··· RECORDS FOR THIS EXERCISE ···
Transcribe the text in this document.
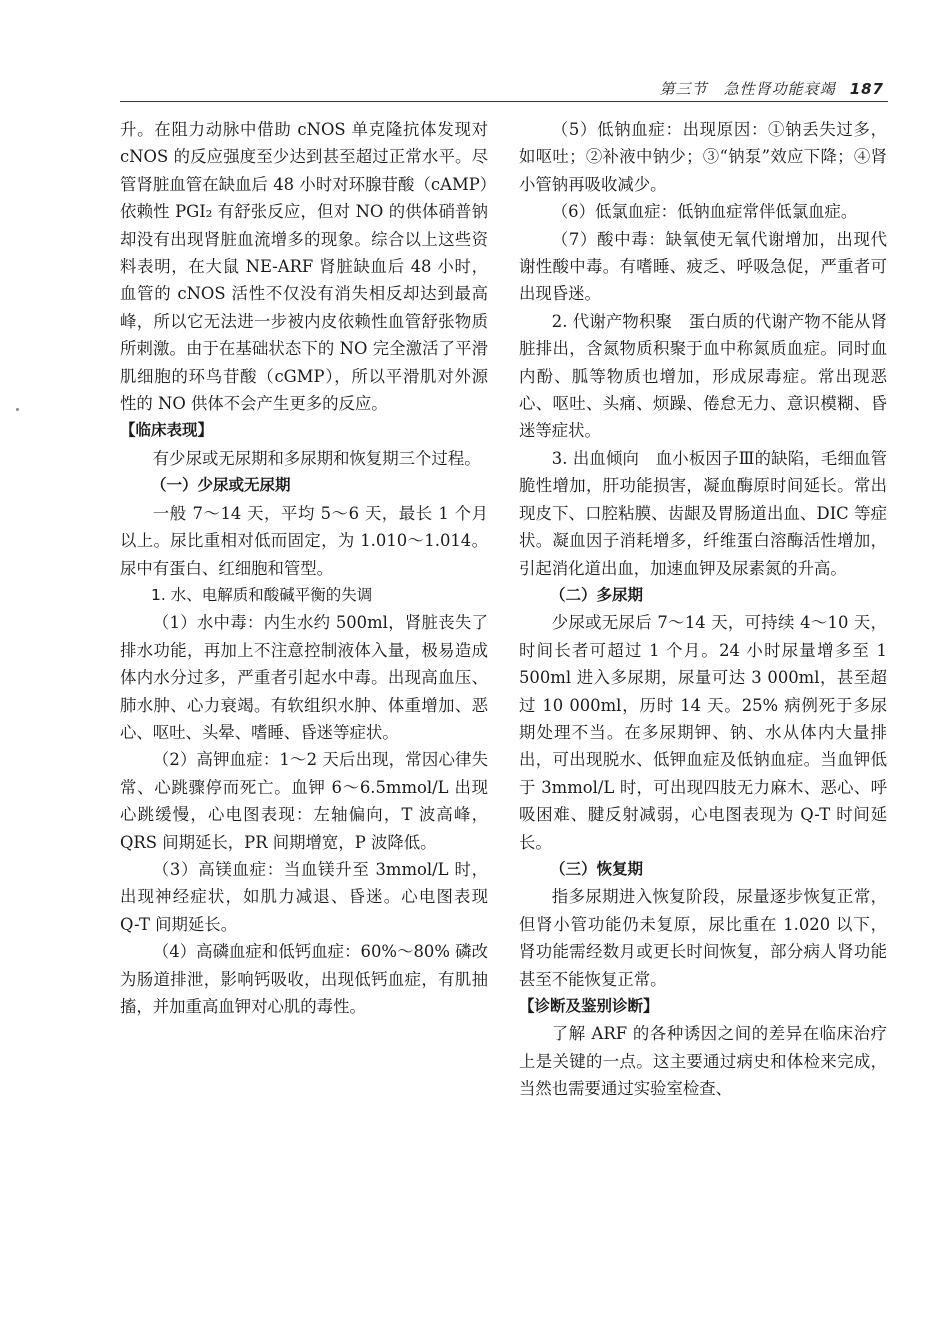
第三节　急性肾功能衰竭 187

升。在阻力动脉中借助 cNOS 单克隆抗体发现对 cNOS 的反应强度至少达到甚至超过正常水平。尽管肾脏血管在缺血后 48 小时对环腺苷酸（cAMP）依赖性 PGI₂ 有舒张反应，但对 NO 的供体硝普钠却没有出现肾脏血流增多的现象。综合以上这些资料表明，在大鼠 NE-ARF 肾脏缺血后 48 小时，血管的 cNOS 活性不仅没有消失相反却达到最高峰，所以它无法进一步被内皮依赖性血管舒张物质所刺激。由于在基础状态下的 NO 完全激活了平滑肌细胞的环鸟苷酸（cGMP），所以平滑肌对外源性的 NO 供体不会产生更多的反应。

【临床表现】

有少尿或无尿期和多尿期和恢复期三个过程。

（一）少尿或无尿期

一般 7～14 天，平均 5～6 天，最长 1 个月以上。尿比重相对低而固定，为 1.010～1.014。尿中有蛋白、红细胞和管型。

1. 水、电解质和酸碱平衡的失调

（1）水中毒：内生水约 500ml，肾脏丧失了排水功能，再加上不注意控制液体入量，极易造成体内水分过多，严重者引起水中毒。出现高血压、肺水肿、心力衰竭。有软组织水肿、体重增加、恶心、呕吐、头晕、嗜睡、昏迷等症状。

（2）高钾血症：1～2 天后出现，常因心律失常、心跳骤停而死亡。血钾 6～6.5mmol/L 出现心跳缓慢，心电图表现：左轴偏向，T 波高峰，QRS 间期延长，PR 间期增宽，P 波降低。

（3）高镁血症：当血镁升至 3mmol/L 时，出现神经症状，如肌力减退、昏迷。心电图表现 Q-T 间期延长。

（4）高磷血症和低钙血症：60%～80% 磷改为肠道排泄，影响钙吸收，出现低钙血症，有肌抽搐，并加重高血钾对心肌的毒性。

（5）低钠血症：出现原因：①钠丢失过多，如呕吐；②补液中钠少；③“钠泵”效应下降；④肾小管钠再吸收减少。

（6）低氯血症：低钠血症常伴低氯血症。

（7）酸中毒：缺氧使无氧代谢增加，出现代谢性酸中毒。有嗜睡、疲乏、呼吸急促，严重者可出现昏迷。

2. 代谢产物积聚　蛋白质的代谢产物不能从肾脏排出，含氮物质积聚于血中称氮质血症。同时血内酚、胍等物质也增加，形成尿毒症。常出现恶心、呕吐、头痛、烦躁、倦怠无力、意识模糊、昏迷等症状。

3. 出血倾向　血小板因子Ⅲ的缺陷，毛细血管脆性增加，肝功能损害，凝血酶原时间延长。常出现皮下、口腔粘膜、齿龈及胃肠道出血、DIC 等症状。凝血因子消耗增多，纤维蛋白溶酶活性增加，引起消化道出血，加速血钾及尿素氮的升高。

（二）多尿期

少尿或无尿后 7～14 天，可持续 4～10 天，时间长者可超过 1 个月。24 小时尿量增多至 1 500ml 进入多尿期，尿量可达 3 000ml，甚至超过 10 000ml，历时 14 天。25% 病例死于多尿期处理不当。在多尿期钾、钠、水从体内大量排出，可出现脱水、低钾血症及低钠血症。当血钾低于 3mmol/L 时，可出现四肢无力麻木、恶心、呼吸困难、腱反射减弱，心电图表现为 Q-T 时间延长。

（三）恢复期

指多尿期进入恢复阶段，尿量逐步恢复正常，但肾小管功能仍未复原，尿比重在 1.020 以下，肾功能需经数月或更长时间恢复，部分病人肾功能甚至不能恢复正常。

【诊断及鉴别诊断】

了解 ARF 的各种诱因之间的差异在临床治疗上是关键的一点。这主要通过病史和体检来完成，当然也需要通过实验室检查、
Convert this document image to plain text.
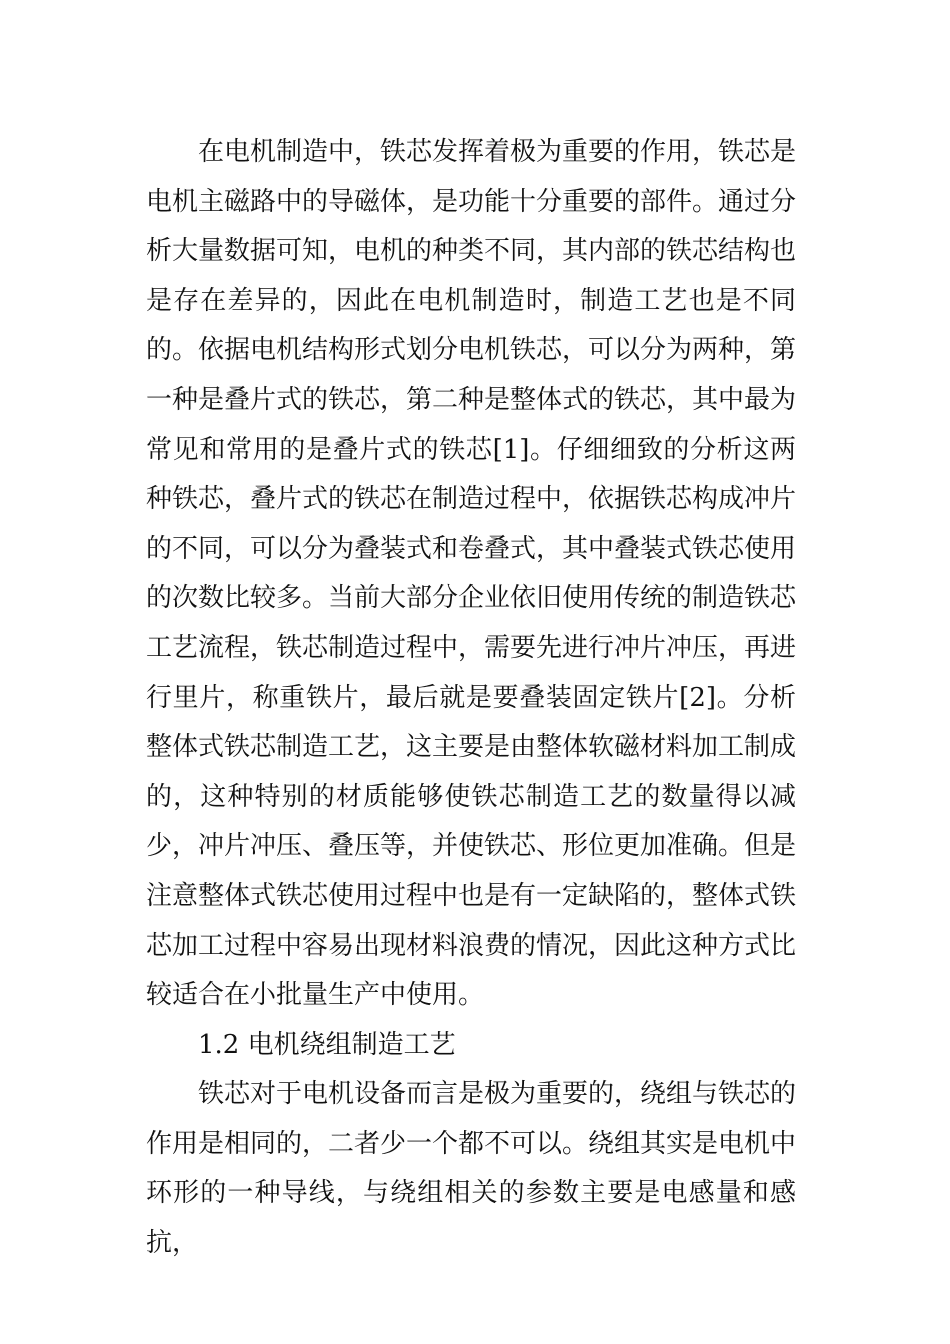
在电机制造中，铁芯发挥着极为重要的作用，铁芯是电机主磁路中的导磁体，是功能十分重要的部件。通过分析大量数据可知，电机的种类不同，其内部的铁芯结构也是存在差异的，因此在电机制造时，制造工艺也是不同的。依据电机结构形式划分电机铁芯，可以分为两种，第一种是叠片式的铁芯，第二种是整体式的铁芯，其中最为常见和常用的是叠片式的铁芯[1]。仔细细致的分析这两种铁芯，叠片式的铁芯在制造过程中，依据铁芯构成冲片的不同，可以分为叠装式和卷叠式，其中叠装式铁芯使用的次数比较多。当前大部分企业依旧使用传统的制造铁芯工艺流程，铁芯制造过程中，需要先进行冲片冲压，再进行里片，称重铁片，最后就是要叠装固定铁片[2]。分析整体式铁芯制造工艺，这主要是由整体软磁材料加工制成的，这种特别的材质能够使铁芯制造工艺的数量得以减少，冲片冲压、叠压等，并使铁芯、形位更加准确。但是注意整体式铁芯使用过程中也是有一定缺陷的，整体式铁芯加工过程中容易出现材料浪费的情况，因此这种方式比较适合在小批量生产中使用。

1.2 电机绕组制造工艺

铁芯对于电机设备而言是极为重要的，绕组与铁芯的作用是相同的，二者少一个都不可以。绕组其实是电机中环形的一种导线，与绕组相关的参数主要是电感量和感抗，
···
DO THIS. Exclude all images and restate the records above word for word.

WRITTEN RESPONSE.
Transcribe the text in this document.
第三节　急性肾功能衰竭 187

升。在阻力动脉中借助 cNOS 单克隆抗体发现对 cNOS 的反应强度至少达到甚至超过正常水平。尽管肾脏血管在缺血后 48 小时对环腺苷酸（cAMP）依赖性 PGI₂ 有舒张反应，但对 NO 的供体硝普钠却没有出现肾脏血流增多的现象。综合以上这些资料表明，在大鼠 NE-ARF 肾脏缺血后 48 小时，血管的 cNOS 活性不仅没有消失相反却达到最高峰，所以它无法进一步被内皮依赖性血管舒张物质所刺激。由于在基础状态下的 NO 完全激活了平滑肌细胞的环鸟苷酸（cGMP），所以平滑肌对外源性的 NO 供体不会产生更多的反应。

【临床表现】

有少尿或无尿期和多尿期和恢复期三个过程。

（一）少尿或无尿期

一般 7～14 天，平均 5～6 天，最长 1 个月以上。尿比重相对低而固定，为 1.010～1.014。尿中有蛋白、红细胞和管型。

1. 水、电解质和酸碱平衡的失调

（1）水中毒：内生水约 500ml，肾脏丧失了排水功能，再加上不注意控制液体入量，极易造成体内水分过多，严重者引起水中毒。出现高血压、肺水肿、心力衰竭。有软组织水肿、体重增加、恶心、呕吐、头晕、嗜睡、昏迷等症状。

（2）高钾血症：1～2 天后出现，常因心律失常、心跳骤停而死亡。血钾 6～6.5mmol/L 出现心跳缓慢，心电图表现：左轴偏向，T 波高峰，QRS 间期延长，PR 间期增宽，P 波降低。

（3）高镁血症：当血镁升至 3mmol/L 时，出现神经症状，如肌力减退、昏迷。心电图表现 Q-T 间期延长。

（4）高磷血症和低钙血症：60%～80% 磷改为肠道排泄，影响钙吸收，出现低钙血症，有肌抽搐，并加重高血钾对心肌的毒性。

（5）低钠血症：出现原因：①钠丢失过多，如呕吐；②补液中钠少；③“钠泵”效应下降；④肾小管钠再吸收减少。

（6）低氯血症：低钠血症常伴低氯血症。

（7）酸中毒：缺氧使无氧代谢增加，出现代谢性酸中毒。有嗜睡、疲乏、呼吸急促，严重者可出现昏迷。

2. 代谢产物积聚　蛋白质的代谢产物不能从肾脏排出，含氮物质积聚于血中称氮质血症。同时血内酚、胍等物质也增加，形成尿毒症。常出现恶心、呕吐、头痛、烦躁、倦怠无力、意识模糊、昏迷等症状。

3. 出血倾向　血小板因子Ⅲ的缺陷，毛细血管脆性增加，肝功能损害，凝血酶原时间延长。常出现皮下、口腔粘膜、齿龈及胃肠道出血、DIC 等症状。凝血因子消耗增多，纤维蛋白溶酶活性增加，引起消化道出血，加速血钾及尿素氮的升高。

（二）多尿期

少尿或无尿后 7～14 天，可持续 4～10 天，时间长者可超过 1 个月。24 小时尿量增多至 1 500ml 进入多尿期，尿量可达 3 000ml，甚至超过 10 000ml，历时 14 天。25% 病例死于多尿期处理不当。在多尿期钾、钠、水从体内大量排出，可出现脱水、低钾血症及低钠血症。当血钾低于 3mmol/L 时，可出现四肢无力麻木、恶心、呼吸困难、腱反射减弱，心电图表现为 Q-T 时间延长。

（三）恢复期

指多尿期进入恢复阶段，尿量逐步恢复正常，但肾小管功能仍未复原，尿比重在 1.020 以下，肾功能需经数月或更长时间恢复，部分病人肾功能甚至不能恢复正常。

【诊断及鉴别诊断】

了解 ARF 的各种诱因之间的差异在临床治疗上是关键的一点。这主要通过病史和体检来完成，当然也需要通过实验室检查、
Convert this document image to plain text.
在电机制造中，铁芯发挥着极为重要的作用，铁芯是电机主磁路中的导磁体，是功能十分重要的部件。通过分析大量数据可知，电机的种类不同，其内部的铁芯结构也是存在差异的，因此在电机制造时，制造工艺也是不同的。依据电机结构形式划分电机铁芯，可以分为两种，第一种是叠片式的铁芯，第二种是整体式的铁芯，其中最为常见和常用的是叠片式的铁芯[1]。仔细细致的分析这两种铁芯，叠片式的铁芯在制造过程中，依据铁芯构成冲片的不同，可以分为叠装式和卷叠式，其中叠装式铁芯使用的次数比较多。当前大部分企业依旧使用传统的制造铁芯工艺流程，铁芯制造过程中，需要先进行冲片冲压，再进行里片，称重铁片，最后就是要叠装固定铁片[2]。分析整体式铁芯制造工艺，这主要是由整体软磁材料加工制成的，这种特别的材质能够使铁芯制造工艺的数量得以减少，冲片冲压、叠压等，并使铁芯、形位更加准确。但是注意整体式铁芯使用过程中也是有一定缺陷的，整体式铁芯加工过程中容易出现材料浪费的情况，因此这种方式比较适合在小批量生产中使用。

1.2 电机绕组制造工艺

铁芯对于电机设备而言是极为重要的，绕组与铁芯的作用是相同的，二者少一个都不可以。绕组其实是电机中环形的一种导线，与绕组相关的参数主要是电感量和感抗，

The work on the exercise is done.